Pull out each line of the data that includes the word "label".

[Stored data entries]

*-*-*

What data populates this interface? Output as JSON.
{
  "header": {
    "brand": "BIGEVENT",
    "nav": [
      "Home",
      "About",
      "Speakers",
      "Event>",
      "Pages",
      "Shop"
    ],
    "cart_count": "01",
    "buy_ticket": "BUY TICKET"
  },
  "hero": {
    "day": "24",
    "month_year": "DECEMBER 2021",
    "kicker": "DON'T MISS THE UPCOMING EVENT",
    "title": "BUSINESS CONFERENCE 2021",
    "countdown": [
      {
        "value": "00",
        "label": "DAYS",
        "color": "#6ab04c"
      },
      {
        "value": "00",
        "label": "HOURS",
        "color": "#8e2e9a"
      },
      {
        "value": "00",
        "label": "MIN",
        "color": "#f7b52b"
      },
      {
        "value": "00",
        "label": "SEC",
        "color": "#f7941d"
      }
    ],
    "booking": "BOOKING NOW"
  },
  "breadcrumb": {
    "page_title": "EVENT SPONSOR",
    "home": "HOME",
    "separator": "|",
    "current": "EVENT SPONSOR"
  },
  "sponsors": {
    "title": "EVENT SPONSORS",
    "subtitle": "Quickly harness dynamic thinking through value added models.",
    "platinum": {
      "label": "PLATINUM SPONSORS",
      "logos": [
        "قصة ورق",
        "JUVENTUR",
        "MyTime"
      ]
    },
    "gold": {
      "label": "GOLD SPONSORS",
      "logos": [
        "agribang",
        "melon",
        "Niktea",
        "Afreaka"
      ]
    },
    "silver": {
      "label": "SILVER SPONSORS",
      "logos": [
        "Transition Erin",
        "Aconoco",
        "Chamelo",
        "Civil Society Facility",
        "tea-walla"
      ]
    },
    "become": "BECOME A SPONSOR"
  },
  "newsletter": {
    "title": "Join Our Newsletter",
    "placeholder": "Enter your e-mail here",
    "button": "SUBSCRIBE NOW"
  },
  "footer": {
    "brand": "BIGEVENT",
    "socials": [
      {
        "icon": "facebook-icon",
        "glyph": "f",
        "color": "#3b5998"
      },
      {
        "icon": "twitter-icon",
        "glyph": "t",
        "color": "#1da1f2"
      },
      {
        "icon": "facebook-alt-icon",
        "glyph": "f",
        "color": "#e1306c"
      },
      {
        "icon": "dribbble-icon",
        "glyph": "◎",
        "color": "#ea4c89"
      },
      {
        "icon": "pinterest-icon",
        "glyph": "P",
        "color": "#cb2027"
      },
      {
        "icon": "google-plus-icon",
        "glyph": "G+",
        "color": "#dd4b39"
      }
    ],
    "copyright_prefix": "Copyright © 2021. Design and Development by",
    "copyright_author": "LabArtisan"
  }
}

*-*-*

Problem solution:
        "label": "DAYS",
        "label": "HOURS",
        "label": "MIN",
        "label": "SEC",
      "label": "PLATINUM SPONSORS",
      "label": "GOLD SPONSORS",
      "label": "SILVER SPONSORS",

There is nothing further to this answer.